# PROBLEM DESCRIPTION
Output every record word for word.

# LISTING
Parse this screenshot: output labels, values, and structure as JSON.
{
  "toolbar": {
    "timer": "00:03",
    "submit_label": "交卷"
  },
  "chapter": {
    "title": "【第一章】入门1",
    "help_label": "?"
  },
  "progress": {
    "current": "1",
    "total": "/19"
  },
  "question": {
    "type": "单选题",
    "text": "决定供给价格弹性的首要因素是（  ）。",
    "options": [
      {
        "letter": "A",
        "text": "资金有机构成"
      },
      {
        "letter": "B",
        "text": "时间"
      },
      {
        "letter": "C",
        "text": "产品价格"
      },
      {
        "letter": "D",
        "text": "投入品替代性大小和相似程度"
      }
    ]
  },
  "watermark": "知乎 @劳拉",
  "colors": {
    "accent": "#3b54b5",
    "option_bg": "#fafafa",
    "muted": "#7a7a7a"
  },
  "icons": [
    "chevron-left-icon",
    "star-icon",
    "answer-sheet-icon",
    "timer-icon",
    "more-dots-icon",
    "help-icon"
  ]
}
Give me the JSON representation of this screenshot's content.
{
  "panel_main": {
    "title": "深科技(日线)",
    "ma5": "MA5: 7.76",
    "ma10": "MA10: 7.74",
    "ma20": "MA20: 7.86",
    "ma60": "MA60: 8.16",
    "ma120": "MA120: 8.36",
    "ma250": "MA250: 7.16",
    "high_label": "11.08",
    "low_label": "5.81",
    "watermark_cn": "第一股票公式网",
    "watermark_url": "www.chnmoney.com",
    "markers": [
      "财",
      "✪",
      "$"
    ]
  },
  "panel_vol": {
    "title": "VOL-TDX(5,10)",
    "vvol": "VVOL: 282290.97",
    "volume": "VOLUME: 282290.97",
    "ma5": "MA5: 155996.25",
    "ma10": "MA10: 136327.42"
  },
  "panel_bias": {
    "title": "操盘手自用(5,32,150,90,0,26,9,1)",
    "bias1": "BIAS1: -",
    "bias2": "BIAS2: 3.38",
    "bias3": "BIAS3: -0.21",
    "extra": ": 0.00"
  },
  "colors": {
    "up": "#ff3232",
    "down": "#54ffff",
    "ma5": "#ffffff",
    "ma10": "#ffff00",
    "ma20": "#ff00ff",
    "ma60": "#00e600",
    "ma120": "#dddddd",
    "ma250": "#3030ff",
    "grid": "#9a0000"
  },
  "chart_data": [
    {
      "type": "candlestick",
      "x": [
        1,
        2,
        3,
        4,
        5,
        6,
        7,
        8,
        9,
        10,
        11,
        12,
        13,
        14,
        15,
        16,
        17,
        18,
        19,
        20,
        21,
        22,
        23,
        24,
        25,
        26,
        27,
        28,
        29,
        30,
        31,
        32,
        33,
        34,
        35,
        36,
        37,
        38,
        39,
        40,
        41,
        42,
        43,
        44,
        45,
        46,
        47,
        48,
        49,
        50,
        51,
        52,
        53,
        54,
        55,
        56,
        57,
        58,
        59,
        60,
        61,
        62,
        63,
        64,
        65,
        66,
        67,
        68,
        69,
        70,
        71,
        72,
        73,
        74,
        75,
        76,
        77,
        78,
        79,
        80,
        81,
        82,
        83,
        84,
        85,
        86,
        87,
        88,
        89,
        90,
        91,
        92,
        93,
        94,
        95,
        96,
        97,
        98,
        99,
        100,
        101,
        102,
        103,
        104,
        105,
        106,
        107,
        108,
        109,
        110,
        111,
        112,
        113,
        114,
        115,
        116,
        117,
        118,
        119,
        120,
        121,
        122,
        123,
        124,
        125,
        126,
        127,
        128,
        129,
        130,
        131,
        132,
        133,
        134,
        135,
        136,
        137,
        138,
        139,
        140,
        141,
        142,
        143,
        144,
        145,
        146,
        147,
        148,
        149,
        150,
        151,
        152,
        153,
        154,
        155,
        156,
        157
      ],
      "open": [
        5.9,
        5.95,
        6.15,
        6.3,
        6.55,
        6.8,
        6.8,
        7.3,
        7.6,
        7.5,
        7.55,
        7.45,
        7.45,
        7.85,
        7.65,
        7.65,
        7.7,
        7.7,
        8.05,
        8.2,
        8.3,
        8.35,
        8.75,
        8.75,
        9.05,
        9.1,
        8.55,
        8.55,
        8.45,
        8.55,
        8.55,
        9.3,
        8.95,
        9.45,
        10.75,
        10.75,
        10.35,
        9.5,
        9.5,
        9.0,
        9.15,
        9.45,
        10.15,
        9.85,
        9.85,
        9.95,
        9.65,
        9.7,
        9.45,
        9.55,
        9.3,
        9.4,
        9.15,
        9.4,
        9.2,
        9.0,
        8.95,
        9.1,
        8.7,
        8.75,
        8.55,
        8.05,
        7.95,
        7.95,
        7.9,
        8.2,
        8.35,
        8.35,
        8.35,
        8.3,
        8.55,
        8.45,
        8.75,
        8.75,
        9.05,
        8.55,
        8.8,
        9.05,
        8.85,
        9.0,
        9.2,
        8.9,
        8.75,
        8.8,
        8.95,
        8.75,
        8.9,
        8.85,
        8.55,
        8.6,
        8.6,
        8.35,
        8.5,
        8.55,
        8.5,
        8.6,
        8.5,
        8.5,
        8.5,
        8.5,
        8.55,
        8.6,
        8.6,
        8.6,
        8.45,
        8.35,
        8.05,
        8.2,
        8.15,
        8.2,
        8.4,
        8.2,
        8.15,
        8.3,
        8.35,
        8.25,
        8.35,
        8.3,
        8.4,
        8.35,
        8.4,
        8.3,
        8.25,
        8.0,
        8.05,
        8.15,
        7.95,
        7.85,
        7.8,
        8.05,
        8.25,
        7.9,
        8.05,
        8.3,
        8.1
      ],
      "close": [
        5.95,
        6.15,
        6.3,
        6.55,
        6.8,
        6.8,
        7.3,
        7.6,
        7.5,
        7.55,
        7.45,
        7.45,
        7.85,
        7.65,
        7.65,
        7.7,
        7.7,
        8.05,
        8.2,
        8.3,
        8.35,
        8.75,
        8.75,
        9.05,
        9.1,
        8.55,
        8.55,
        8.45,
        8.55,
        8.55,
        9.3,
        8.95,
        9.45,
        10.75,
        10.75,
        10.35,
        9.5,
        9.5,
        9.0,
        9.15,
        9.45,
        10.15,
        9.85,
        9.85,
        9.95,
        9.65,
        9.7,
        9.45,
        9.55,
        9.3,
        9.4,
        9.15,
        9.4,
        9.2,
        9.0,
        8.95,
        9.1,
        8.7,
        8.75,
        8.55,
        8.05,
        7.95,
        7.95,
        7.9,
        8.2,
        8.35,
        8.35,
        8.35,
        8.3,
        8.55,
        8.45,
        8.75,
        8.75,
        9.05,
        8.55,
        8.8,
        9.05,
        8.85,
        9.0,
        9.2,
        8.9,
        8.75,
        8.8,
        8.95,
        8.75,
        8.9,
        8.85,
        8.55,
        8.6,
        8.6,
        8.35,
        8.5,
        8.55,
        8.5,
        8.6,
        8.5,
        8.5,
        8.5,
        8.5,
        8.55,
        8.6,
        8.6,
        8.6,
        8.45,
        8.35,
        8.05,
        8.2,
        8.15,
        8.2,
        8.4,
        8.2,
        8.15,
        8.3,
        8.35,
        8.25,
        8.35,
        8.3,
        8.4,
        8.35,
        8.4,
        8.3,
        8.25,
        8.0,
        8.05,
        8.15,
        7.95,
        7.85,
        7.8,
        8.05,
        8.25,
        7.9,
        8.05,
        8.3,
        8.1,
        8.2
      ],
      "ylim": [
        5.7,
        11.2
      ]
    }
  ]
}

# RESPONSE TO THE TASK
Parse this screenshot: output labels, values, and structure as JSON.
{
  "toolbar": {
    "timer": "00:03",
    "submit_label": "交卷"
  },
  "chapter": {
    "title": "【第一章】入门1",
    "help_label": "?"
  },
  "progress": {
    "current": "1",
    "total": "/19"
  },
  "question": {
    "type": "单选题",
    "text": "决定供给价格弹性的首要因素是（  ）。",
    "options": [
      {
        "letter": "A",
        "text": "资金有机构成"
      },
      {
        "letter": "B",
        "text": "时间"
      },
      {
        "letter": "C",
        "text": "产品价格"
      },
      {
        "letter": "D",
        "text": "投入品替代性大小和相似程度"
      }
    ]
  },
  "watermark": "知乎 @劳拉",
  "colors": {
    "accent": "#3b54b5",
    "option_bg": "#fafafa",
    "muted": "#7a7a7a"
  },
  "icons": [
    "chevron-left-icon",
    "star-icon",
    "answer-sheet-icon",
    "timer-icon",
    "more-dots-icon",
    "help-icon"
  ]
}
Give me the JSON representation of this screenshot's content.
{
  "panel_main": {
    "title": "深科技(日线)",
    "ma5": "MA5: 7.76",
    "ma10": "MA10: 7.74",
    "ma20": "MA20: 7.86",
    "ma60": "MA60: 8.16",
    "ma120": "MA120: 8.36",
    "ma250": "MA250: 7.16",
    "high_label": "11.08",
    "low_label": "5.81",
    "watermark_cn": "第一股票公式网",
    "watermark_url": "www.chnmoney.com",
    "markers": [
      "财",
      "✪",
      "$"
    ]
  },
  "panel_vol": {
    "title": "VOL-TDX(5,10)",
    "vvol": "VVOL: 282290.97",
    "volume": "VOLUME: 282290.97",
    "ma5": "MA5: 155996.25",
    "ma10": "MA10: 136327.42"
  },
  "panel_bias": {
    "title": "操盘手自用(5,32,150,90,0,26,9,1)",
    "bias1": "BIAS1: -",
    "bias2": "BIAS2: 3.38",
    "bias3": "BIAS3: -0.21",
    "extra": ": 0.00"
  },
  "colors": {
    "up": "#ff3232",
    "down": "#54ffff",
    "ma5": "#ffffff",
    "ma10": "#ffff00",
    "ma20": "#ff00ff",
    "ma60": "#00e600",
    "ma120": "#dddddd",
    "ma250": "#3030ff",
    "grid": "#9a0000"
  },
  "chart_data": [
    {
      "type": "candlestick",
      "x": [
        1,
        2,
        3,
        4,
        5,
        6,
        7,
        8,
        9,
        10,
        11,
        12,
        13,
        14,
        15,
        16,
        17,
        18,
        19,
        20,
        21,
        22,
        23,
        24,
        25,
        26,
        27,
        28,
        29,
        30,
        31,
        32,
        33,
        34,
        35,
        36,
        37,
        38,
        39,
        40,
        41,
        42,
        43,
        44,
        45,
        46,
        47,
        48,
        49,
        50,
        51,
        52,
        53,
        54,
        55,
        56,
        57,
        58,
        59,
        60,
        61,
        62,
        63,
        64,
        65,
        66,
        67,
        68,
        69,
        70,
        71,
        72,
        73,
        74,
        75,
        76,
        77,
        78,
        79,
        80,
        81,
        82,
        83,
        84,
        85,
        86,
        87,
        88,
        89,
        90,
        91,
        92,
        93,
        94,
        95,
        96,
        97,
        98,
        99,
        100,
        101,
        102,
        103,
        104,
        105,
        106,
        107,
        108,
        109,
        110,
        111,
        112,
        113,
        114,
        115,
        116,
        117,
        118,
        119,
        120,
        121,
        122,
        123,
        124,
        125,
        126,
        127,
        128,
        129,
        130,
        131,
        132,
        133,
        134,
        135,
        136,
        137,
        138,
        139,
        140,
        141,
        142,
        143,
        144,
        145,
        146,
        147,
        148,
        149,
        150,
        151,
        152,
        153,
        154,
        155,
        156,
        157
      ],
      "open": [
        5.9,
        5.95,
        6.15,
        6.3,
        6.55,
        6.8,
        6.8,
        7.3,
        7.6,
        7.5,
        7.55,
        7.45,
        7.45,
        7.85,
        7.65,
        7.65,
        7.7,
        7.7,
        8.05,
        8.2,
        8.3,
        8.35,
        8.75,
        8.75,
        9.05,
        9.1,
        8.55,
        8.55,
        8.45,
        8.55,
        8.55,
        9.3,
        8.95,
        9.45,
        10.75,
        10.75,
        10.35,
        9.5,
        9.5,
        9.0,
        9.15,
        9.45,
        10.15,
        9.85,
        9.85,
        9.95,
        9.65,
        9.7,
        9.45,
        9.55,
        9.3,
        9.4,
        9.15,
        9.4,
        9.2,
        9.0,
        8.95,
        9.1,
        8.7,
        8.75,
        8.55,
        8.05,
        7.95,
        7.95,
        7.9,
        8.2,
        8.35,
        8.35,
        8.35,
        8.3,
        8.55,
        8.45,
        8.75,
        8.75,
        9.05,
        8.55,
        8.8,
        9.05,
        8.85,
        9.0,
        9.2,
        8.9,
        8.75,
        8.8,
        8.95,
        8.75,
        8.9,
        8.85,
        8.55,
        8.6,
        8.6,
        8.35,
        8.5,
        8.55,
        8.5,
        8.6,
        8.5,
        8.5,
        8.5,
        8.5,
        8.55,
        8.6,
        8.6,
        8.6,
        8.45,
        8.35,
        8.05,
        8.2,
        8.15,
        8.2,
        8.4,
        8.2,
        8.15,
        8.3,
        8.35,
        8.25,
        8.35,
        8.3,
        8.4,
        8.35,
        8.4,
        8.3,
        8.25,
        8.0,
        8.05,
        8.15,
        7.95,
        7.85,
        7.8,
        8.05,
        8.25,
        7.9,
        8.05,
        8.3,
        8.1
      ],
      "close": [
        5.95,
        6.15,
        6.3,
        6.55,
        6.8,
        6.8,
        7.3,
        7.6,
        7.5,
        7.55,
        7.45,
        7.45,
        7.85,
        7.65,
        7.65,
        7.7,
        7.7,
        8.05,
        8.2,
        8.3,
        8.35,
        8.75,
        8.75,
        9.05,
        9.1,
        8.55,
        8.55,
        8.45,
        8.55,
        8.55,
        9.3,
        8.95,
        9.45,
        10.75,
        10.75,
        10.35,
        9.5,
        9.5,
        9.0,
        9.15,
        9.45,
        10.15,
        9.85,
        9.85,
        9.95,
        9.65,
        9.7,
        9.45,
        9.55,
        9.3,
        9.4,
        9.15,
        9.4,
        9.2,
        9.0,
        8.95,
        9.1,
        8.7,
        8.75,
        8.55,
        8.05,
        7.95,
        7.95,
        7.9,
        8.2,
        8.35,
        8.35,
        8.35,
        8.3,
        8.55,
        8.45,
        8.75,
        8.75,
        9.05,
        8.55,
        8.8,
        9.05,
        8.85,
        9.0,
        9.2,
        8.9,
        8.75,
        8.8,
        8.95,
        8.75,
        8.9,
        8.85,
        8.55,
        8.6,
        8.6,
        8.35,
        8.5,
        8.55,
        8.5,
        8.6,
        8.5,
        8.5,
        8.5,
        8.5,
        8.55,
        8.6,
        8.6,
        8.6,
        8.45,
        8.35,
        8.05,
        8.2,
        8.15,
        8.2,
        8.4,
        8.2,
        8.15,
        8.3,
        8.35,
        8.25,
        8.35,
        8.3,
        8.4,
        8.35,
        8.4,
        8.3,
        8.25,
        8.0,
        8.05,
        8.15,
        7.95,
        7.85,
        7.8,
        8.05,
        8.25,
        7.9,
        8.05,
        8.3,
        8.1,
        8.2
      ],
      "ylim": [
        5.7,
        11.2
      ]
    }
  ]
}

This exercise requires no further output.